EXERCISE PROMPT:
Repeat, exactly and completely, the material that follows. Omit the pictures.

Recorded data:

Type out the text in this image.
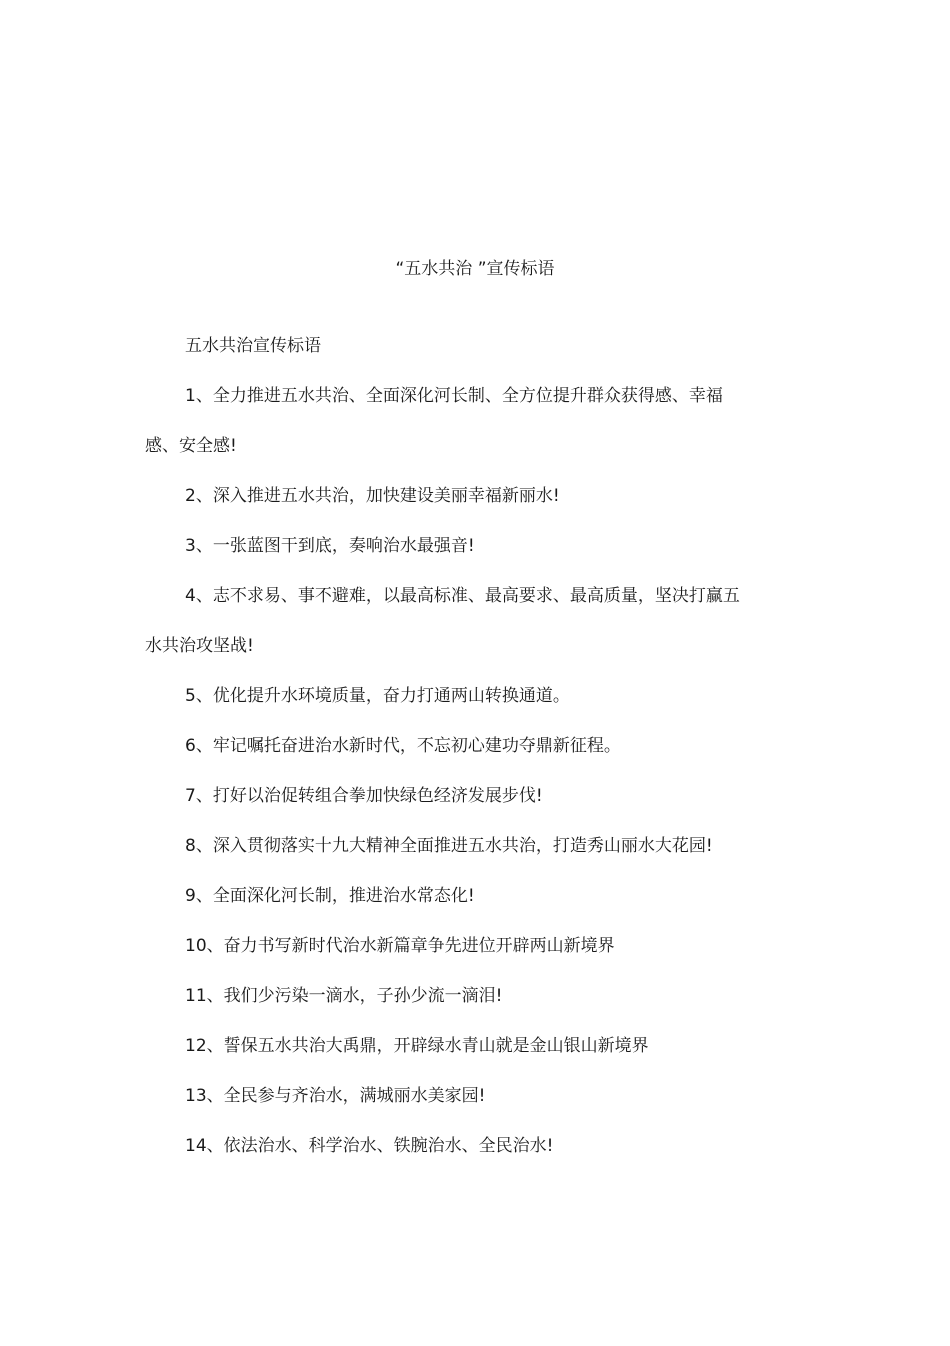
“五水共治 ”宣传标语

五水共治宣传标语

1、全力推进五水共治、全面深化河长制、全方位提升群众获得感、幸福感、安全感!

2、深入推进五水共治，加快建设美丽幸福新丽水!

3、一张蓝图干到底，奏响治水最强音!

4、志不求易、事不避难，以最高标准、最高要求、最高质量，坚决打赢五水共治攻坚战!

5、优化提升水环境质量，奋力打通两山转换通道。

6、牢记嘱托奋进治水新时代，不忘初心建功夺鼎新征程。

7、打好以治促转组合拳加快绿色经济发展步伐!

8、深入贯彻落实十九大精神全面推进五水共治，打造秀山丽水大花园!

9、全面深化河长制，推进治水常态化!

10、奋力书写新时代治水新篇章争先进位开辟两山新境界

11、我们少污染一滴水，子孙少流一滴泪!

12、誓保五水共治大禹鼎，开辟绿水青山就是金山银山新境界

13、全民参与齐治水，满城丽水美家园!

14、依法治水、科学治水、铁腕治水、全民治水!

SOLUTION FOR THIS EXERCISE:
Type out the text in this image.
“五水共治 ”宣传标语

五水共治宣传标语

1、全力推进五水共治、全面深化河长制、全方位提升群众获得感、幸福感、安全感!

2、深入推进五水共治，加快建设美丽幸福新丽水!

3、一张蓝图干到底，奏响治水最强音!

4、志不求易、事不避难，以最高标准、最高要求、最高质量，坚决打赢五水共治攻坚战!

5、优化提升水环境质量，奋力打通两山转换通道。

6、牢记嘱托奋进治水新时代，不忘初心建功夺鼎新征程。

7、打好以治促转组合拳加快绿色经济发展步伐!

8、深入贯彻落实十九大精神全面推进五水共治，打造秀山丽水大花园!

9、全面深化河长制，推进治水常态化!

10、奋力书写新时代治水新篇章争先进位开辟两山新境界

11、我们少污染一滴水，子孙少流一滴泪!

12、誓保五水共治大禹鼎，开辟绿水青山就是金山银山新境界

13、全民参与齐治水，满城丽水美家园!

14、依法治水、科学治水、铁腕治水、全民治水!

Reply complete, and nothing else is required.